### WHAT THE TASK ASKS:
Select, from the material below, each line with "Benutzer" in it.

══ ENTRIES

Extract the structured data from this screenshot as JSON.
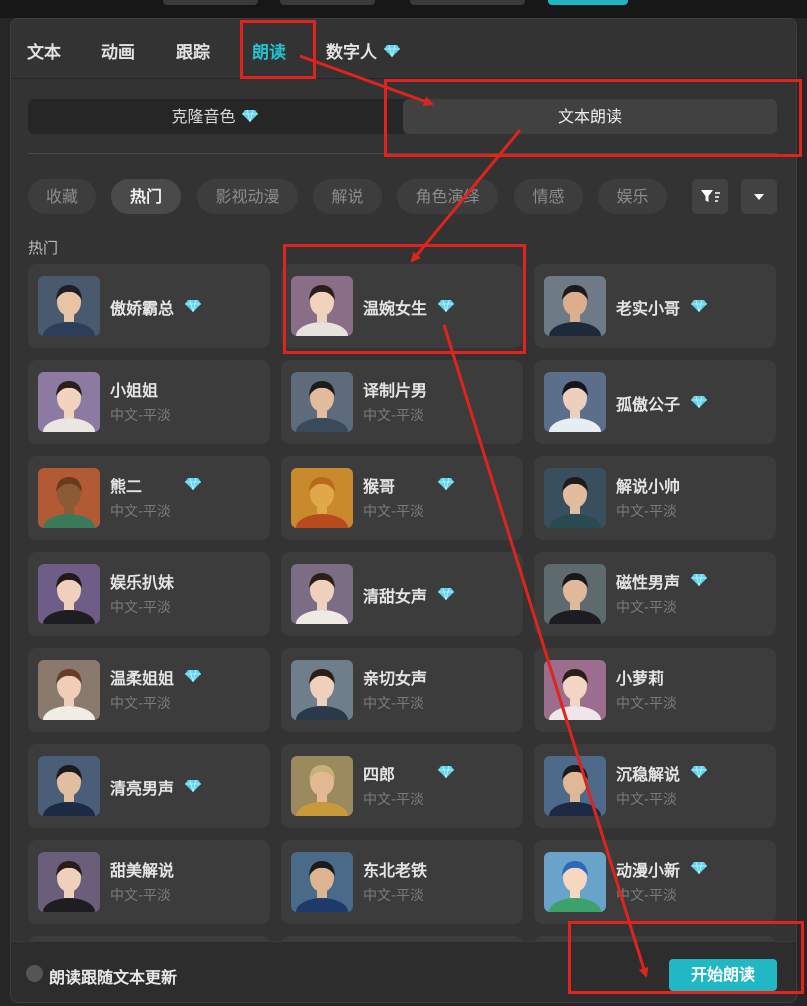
{
  "tabs": {
    "text": "文本",
    "animation": "动画",
    "tracking": "跟踪",
    "read_aloud": "朗读",
    "digital_human": "数字人"
  },
  "subtabs": {
    "clone_voice": "克隆音色",
    "text_read": "文本朗读"
  },
  "chips": [
    "收藏",
    "热门",
    "影视动漫",
    "解说",
    "角色演绎",
    "情感",
    "娱乐"
  ],
  "section_title": "热门",
  "voices": [
    {
      "name": "傲娇霸总",
      "sub": "",
      "premium": true
    },
    {
      "name": "温婉女生",
      "sub": "",
      "premium": true
    },
    {
      "name": "老实小哥",
      "sub": "",
      "premium": true
    },
    {
      "name": "小姐姐",
      "sub": "中文-平淡",
      "premium": false
    },
    {
      "name": "译制片男",
      "sub": "中文-平淡",
      "premium": false
    },
    {
      "name": "孤傲公子",
      "sub": "",
      "premium": true
    },
    {
      "name": "熊二",
      "sub": "中文-平淡",
      "premium": true
    },
    {
      "name": "猴哥",
      "sub": "中文-平淡",
      "premium": true
    },
    {
      "name": "解说小帅",
      "sub": "中文-平淡",
      "premium": false
    },
    {
      "name": "娱乐扒妹",
      "sub": "中文-平淡",
      "premium": false
    },
    {
      "name": "清甜女声",
      "sub": "",
      "premium": true
    },
    {
      "name": "磁性男声",
      "sub": "中文-平淡",
      "premium": true
    },
    {
      "name": "温柔姐姐",
      "sub": "中文-平淡",
      "premium": true
    },
    {
      "name": "亲切女声",
      "sub": "中文-平淡",
      "premium": false
    },
    {
      "name": "小萝莉",
      "sub": "中文-平淡",
      "premium": false
    },
    {
      "name": "清亮男声",
      "sub": "",
      "premium": true
    },
    {
      "name": "四郎",
      "sub": "中文-平淡",
      "premium": true
    },
    {
      "name": "沉稳解说",
      "sub": "中文-平淡",
      "premium": true
    },
    {
      "name": "甜美解说",
      "sub": "中文-平淡",
      "premium": false
    },
    {
      "name": "东北老铁",
      "sub": "中文-平淡",
      "premium": false
    },
    {
      "name": "动漫小新",
      "sub": "中文-平淡",
      "premium": true
    }
  ],
  "footer": {
    "follow_label": "朗读跟随文本更新",
    "start_button": "开始朗读"
  },
  "colors": {
    "accent": "#1fb8c4",
    "annotation": "#e0231c",
    "premium_gem": "#5fd3ec"
  }
}
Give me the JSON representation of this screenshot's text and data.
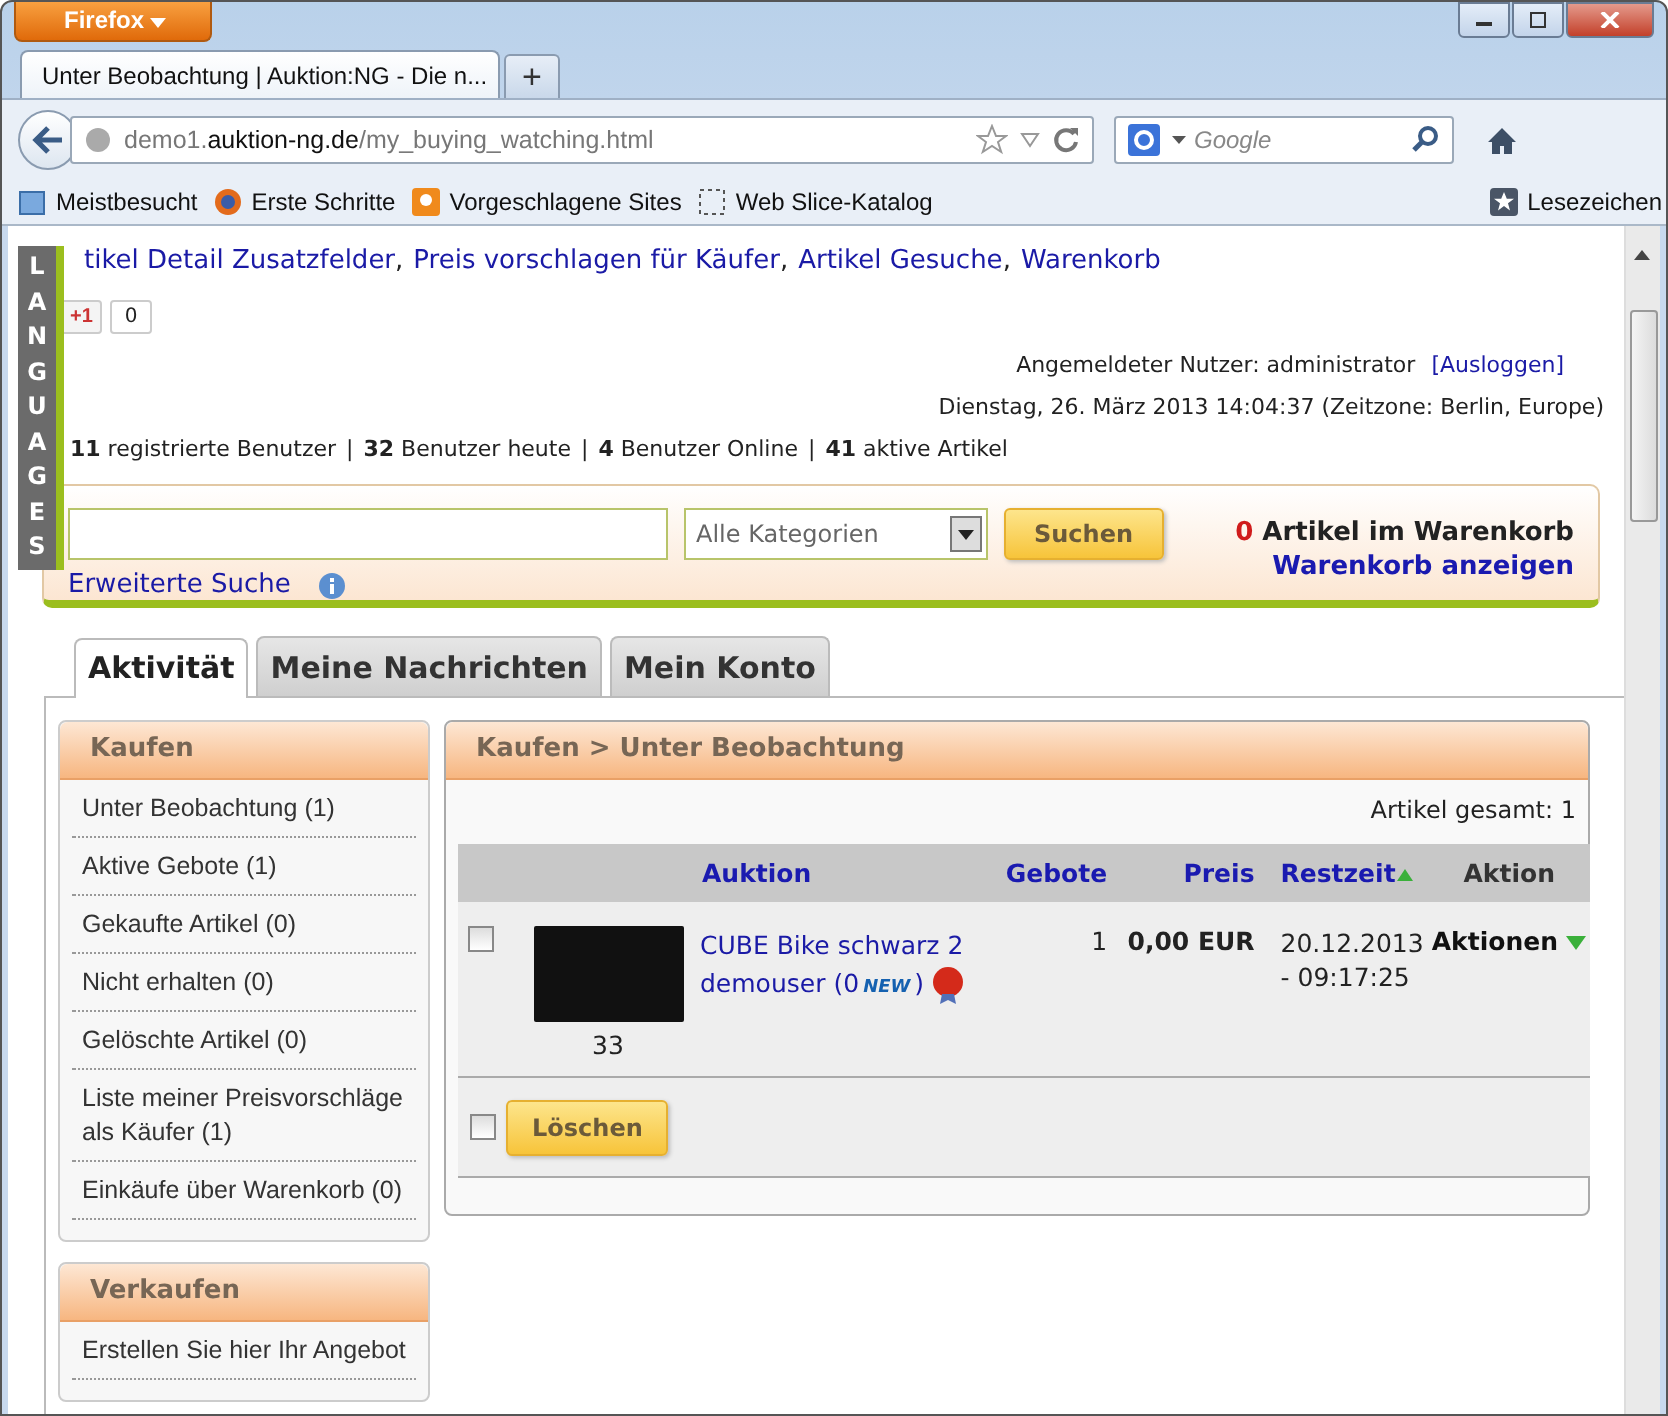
{
  "browser": {
    "menu_button": "Firefox",
    "tab_title": "Unter Beobachtung | Auktion:NG - Die n...",
    "new_tab": "+",
    "url": {
      "prefix": "demo1.",
      "domain": "auktion-ng.de",
      "path": "/my_buying_watching.html"
    },
    "search_placeholder": "Google",
    "bookmarks": [
      {
        "label": "Meistbesucht",
        "kind": "folder"
      },
      {
        "label": "Erste Schritte",
        "kind": "firefox"
      },
      {
        "label": "Vorgeschlagene Sites",
        "kind": "suggest"
      },
      {
        "label": "Web Slice-Katalog",
        "kind": "slice"
      }
    ],
    "bookmarks_menu": "Lesezeichen"
  },
  "page": {
    "languages": "LANGUAGES",
    "module_links": [
      "tikel Detail Zusatzfelder",
      "Preis vorschlagen für Käufer",
      "Artikel Gesuche",
      "Warenkorb"
    ],
    "link_separator": ",",
    "stats_separator": "|",
    "plus_one": "+1",
    "plus_count": "0",
    "user_label": "Angemeldeter Nutzer: administrator",
    "logout": "[Ausloggen]",
    "date": "Dienstag, 26. März 2013 14:04:37 (Zeitzone: Berlin, Europe)",
    "stats": [
      {
        "count": "11",
        "label": "registrierte Benutzer"
      },
      {
        "count": "32",
        "label": "Benutzer heute"
      },
      {
        "count": "4",
        "label": "Benutzer Online"
      },
      {
        "count": "41",
        "label": "aktive Artikel"
      }
    ],
    "search": {
      "category": "Alle Kategorien",
      "button": "Suchen",
      "advanced": "Erweiterte Suche",
      "cart_count": "0",
      "cart_label": "Artikel im Warenkorb",
      "cart_link": "Warenkorb anzeigen"
    },
    "tabs": [
      {
        "label": "Aktivität",
        "selected": true
      },
      {
        "label": "Meine Nachrichten",
        "selected": false
      },
      {
        "label": "Mein Konto",
        "selected": false
      }
    ],
    "sidebar": [
      {
        "title": "Kaufen",
        "items": [
          "Unter Beobachtung (1)",
          "Aktive Gebote (1)",
          "Gekaufte Artikel (0)",
          "Nicht erhalten (0)",
          "Gelöschte Artikel (0)",
          "Liste meiner Preisvorschläge als Käufer (1)",
          "Einkäufe über Warenkorb (0)"
        ]
      },
      {
        "title": "Verkaufen",
        "items": [
          "Erstellen Sie hier Ihr Angebot"
        ]
      }
    ],
    "main": {
      "breadcrumb": "Kaufen > Unter Beobachtung",
      "total": "Artikel gesamt: 1",
      "columns": [
        {
          "label": "Auktion",
          "kind": "link",
          "sorted": false
        },
        {
          "label": "Gebote",
          "kind": "link",
          "sorted": false
        },
        {
          "label": "Preis",
          "kind": "link",
          "sorted": false
        },
        {
          "label": "Restzeit",
          "kind": "link",
          "sorted": true
        },
        {
          "label": "Aktion",
          "kind": "plain",
          "sorted": false
        }
      ],
      "rows": [
        {
          "checked": false,
          "image_caption": "33",
          "title": "CUBE Bike schwarz 2",
          "seller": "demouser",
          "rating_open": "(0",
          "badge": "NEW",
          "rating_close": ")",
          "bids": "1",
          "price": "0,00 EUR",
          "end_date": "20.12.2013",
          "end_time": "- 09:17:25",
          "action": "Aktionen"
        }
      ],
      "select_all": {
        "checked": false
      },
      "delete_button": "Löschen"
    }
  }
}
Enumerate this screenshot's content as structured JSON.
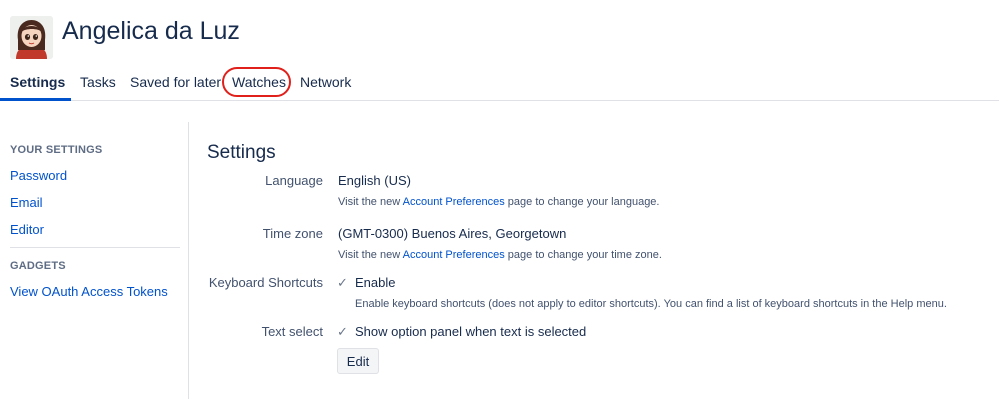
{
  "user": {
    "name": "Angelica da Luz"
  },
  "tabs": [
    {
      "label": "Settings"
    },
    {
      "label": "Tasks"
    },
    {
      "label": "Saved for later"
    },
    {
      "label": "Watches"
    },
    {
      "label": "Network"
    }
  ],
  "sidebar": {
    "your_settings_heading": "YOUR SETTINGS",
    "links": [
      "Password",
      "Email",
      "Editor"
    ],
    "gadgets_heading": "GADGETS",
    "gadget_links": [
      "View OAuth Access Tokens"
    ]
  },
  "settings": {
    "title": "Settings",
    "language": {
      "label": "Language",
      "value": "English (US)",
      "help_prefix": "Visit the new ",
      "help_link": "Account Preferences",
      "help_suffix": " page to change your language."
    },
    "timezone": {
      "label": "Time zone",
      "value": "(GMT-0300) Buenos Aires, Georgetown",
      "help_prefix": "Visit the new ",
      "help_link": "Account Preferences",
      "help_suffix": " page to change your time zone."
    },
    "keyboard_shortcuts": {
      "label": "Keyboard Shortcuts",
      "checkbox_label": "Enable",
      "checked": true,
      "help": "Enable keyboard shortcuts (does not apply to editor shortcuts). You can find a list of keyboard shortcuts in the Help menu."
    },
    "text_select": {
      "label": "Text select",
      "checkbox_label": "Show option panel when text is selected",
      "checked": true
    },
    "edit_button": "Edit"
  },
  "colors": {
    "link": "#0052cc",
    "highlight_ring": "#e0201b",
    "text": "#172b4d"
  }
}
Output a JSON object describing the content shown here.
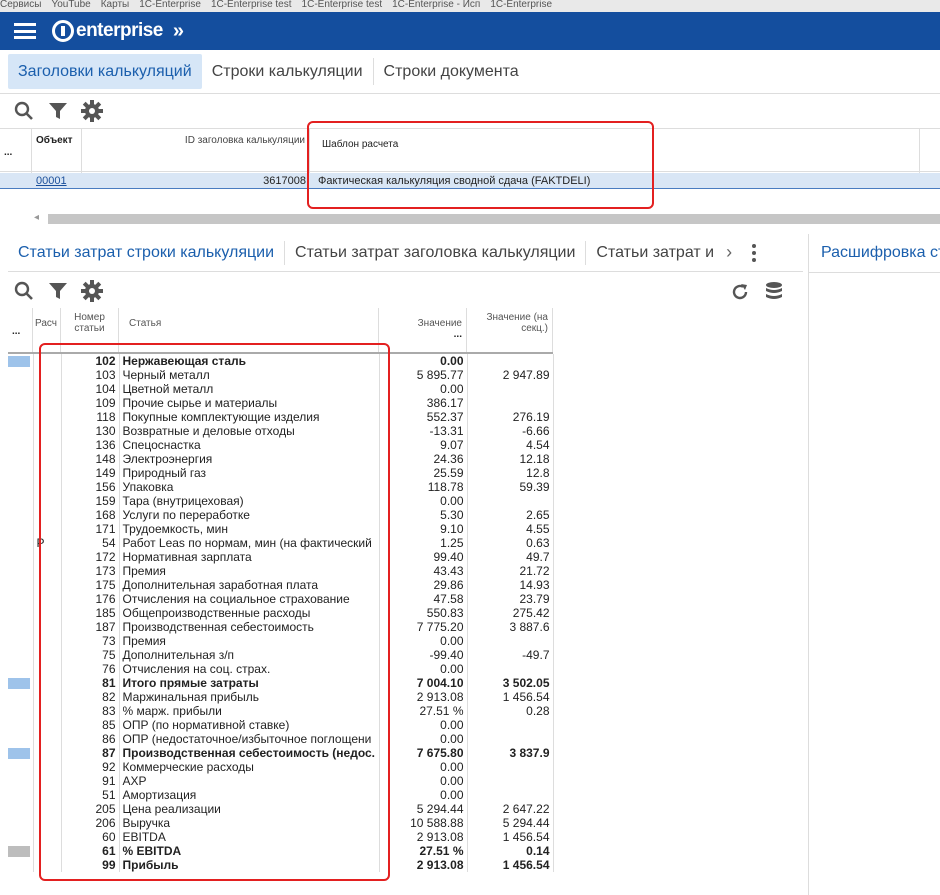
{
  "bookmarks": [
    "Сервисы",
    "YouTube",
    "Карты",
    "1C-Enterprise",
    "1C-Enterprise test",
    "1C-Enterprise test",
    "1C-Enterprise - Исп",
    "1C-Enterprise"
  ],
  "brand": {
    "name": "enterprise",
    "menu_icon": "hamburger-menu-icon",
    "nav_icon": "double-chevron-right-icon",
    "color": "#144e9e"
  },
  "top_tabs": [
    {
      "label": "Заголовки калькуляций",
      "active": true
    },
    {
      "label": "Строки калькуляции",
      "active": false
    },
    {
      "label": "Строки документа",
      "active": false
    }
  ],
  "header_grid": {
    "columns": {
      "more": "...",
      "object": "Объект",
      "id": "ID заголовка калькуляции",
      "template": "Шаблон расчета"
    },
    "row": {
      "object": "00001",
      "id": "3617008",
      "template": "Фактическая калькуляция сводной сдача (FAKTDELI)"
    }
  },
  "bottom_tabs": [
    {
      "label": "Статьи затрат строки калькуляции",
      "active": true
    },
    {
      "label": "Статьи затрат заголовка калькуляции",
      "active": false
    },
    {
      "label": "Статьи затрат и",
      "active": false
    }
  ],
  "bottom_tabs_more": "›",
  "right_panel_title": "Расшифровка ст",
  "lines_grid": {
    "columns": {
      "more": "...",
      "calc": "Расч",
      "number": "Номер статьи",
      "item": "Статья",
      "value": "Значение",
      "value_sub": "...",
      "sec_value": "Значение (на секц.)"
    },
    "rows": [
      {
        "num": "102",
        "name": "Нержавеющая сталь",
        "val": "0.00",
        "sec": "",
        "bold": true,
        "mark": "blue"
      },
      {
        "num": "103",
        "name": "Черный металл",
        "val": "5 895.77",
        "sec": "2 947.89"
      },
      {
        "num": "104",
        "name": "Цветной металл",
        "val": "0.00",
        "sec": ""
      },
      {
        "num": "109",
        "name": "Прочие сырье и материалы",
        "val": "386.17",
        "sec": ""
      },
      {
        "num": "118",
        "name": "Покупные комплектующие изделия",
        "val": "552.37",
        "sec": "276.19"
      },
      {
        "num": "130",
        "name": "Возвратные и деловые отходы",
        "val": "-13.31",
        "sec": "-6.66"
      },
      {
        "num": "136",
        "name": "Спецоснастка",
        "val": "9.07",
        "sec": "4.54"
      },
      {
        "num": "148",
        "name": "Электроэнергия",
        "val": "24.36",
        "sec": "12.18"
      },
      {
        "num": "149",
        "name": "Природный газ",
        "val": "25.59",
        "sec": "12.8"
      },
      {
        "num": "156",
        "name": "Упаковка",
        "val": "118.78",
        "sec": "59.39"
      },
      {
        "num": "159",
        "name": "Тара (внутрицеховая)",
        "val": "0.00",
        "sec": ""
      },
      {
        "num": "168",
        "name": "Услуги по переработке",
        "val": "5.30",
        "sec": "2.65"
      },
      {
        "num": "171",
        "name": "Трудоемкость, мин",
        "val": "9.10",
        "sec": "4.55"
      },
      {
        "num": "54",
        "name": "Работ Leas по нормам, мин (на фактический",
        "val": "1.25",
        "sec": "0.63",
        "calc": "P"
      },
      {
        "num": "172",
        "name": "Нормативная зарплата",
        "val": "99.40",
        "sec": "49.7"
      },
      {
        "num": "173",
        "name": "Премия",
        "val": "43.43",
        "sec": "21.72"
      },
      {
        "num": "175",
        "name": "Дополнительная заработная плата",
        "val": "29.86",
        "sec": "14.93"
      },
      {
        "num": "176",
        "name": "Отчисления на социальное страхование",
        "val": "47.58",
        "sec": "23.79"
      },
      {
        "num": "185",
        "name": "Общепроизводственные расходы",
        "val": "550.83",
        "sec": "275.42"
      },
      {
        "num": "187",
        "name": "Производственная себестоимость",
        "val": "7 775.20",
        "sec": "3 887.6"
      },
      {
        "num": "73",
        "name": "Премия",
        "val": "0.00",
        "sec": ""
      },
      {
        "num": "75",
        "name": "Дополнительная з/п",
        "val": "-99.40",
        "sec": "-49.7"
      },
      {
        "num": "76",
        "name": "Отчисления  на соц. страх.",
        "val": "0.00",
        "sec": ""
      },
      {
        "num": "81",
        "name": "Итого  прямые затраты",
        "val": "7 004.10",
        "sec": "3 502.05",
        "bold": true,
        "mark": "blue"
      },
      {
        "num": "82",
        "name": "Маржинальная прибыль",
        "val": "2 913.08",
        "sec": "1 456.54"
      },
      {
        "num": "83",
        "name": "% марж. прибыли",
        "val": "27.51 %",
        "sec": "0.28"
      },
      {
        "num": "85",
        "name": "ОПР (по нормативной ставке)",
        "val": "0.00",
        "sec": ""
      },
      {
        "num": "86",
        "name": "ОПР (недостаточное/избыточное поглощени",
        "val": "0.00",
        "sec": ""
      },
      {
        "num": "87",
        "name": "Производственная  себестоимость  (недос.",
        "val": "7 675.80",
        "sec": "3 837.9",
        "bold": true,
        "mark": "blue"
      },
      {
        "num": "92",
        "name": "Коммерческие расходы",
        "val": "0.00",
        "sec": ""
      },
      {
        "num": "91",
        "name": "АХР",
        "val": "0.00",
        "sec": ""
      },
      {
        "num": "51",
        "name": "Амортизация",
        "val": "0.00",
        "sec": ""
      },
      {
        "num": "205",
        "name": "Цена реализации",
        "val": "5 294.44",
        "sec": "2 647.22"
      },
      {
        "num": "206",
        "name": "Выручка",
        "val": "10 588.88",
        "sec": "5 294.44"
      },
      {
        "num": "60",
        "name": "EBITDA",
        "val": "2 913.08",
        "sec": "1 456.54"
      },
      {
        "num": "61",
        "name": "% EBITDA",
        "val": "27.51 %",
        "sec": "0.14",
        "bold": true,
        "mark": "gray"
      },
      {
        "num": "99",
        "name": "Прибыль",
        "val": "2 913.08",
        "sec": "1 456.54",
        "bold": true
      }
    ]
  },
  "colors": {
    "accent": "#1b5fad",
    "highlight": "#e32020",
    "mark_blue": "#9ec3ea",
    "mark_gray": "#bdbdbd"
  }
}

════

### FULL ANSWER:
        "label": "registrierte Benutzer"
        "label": "Benutzer heute"
        "label": "Benutzer Online"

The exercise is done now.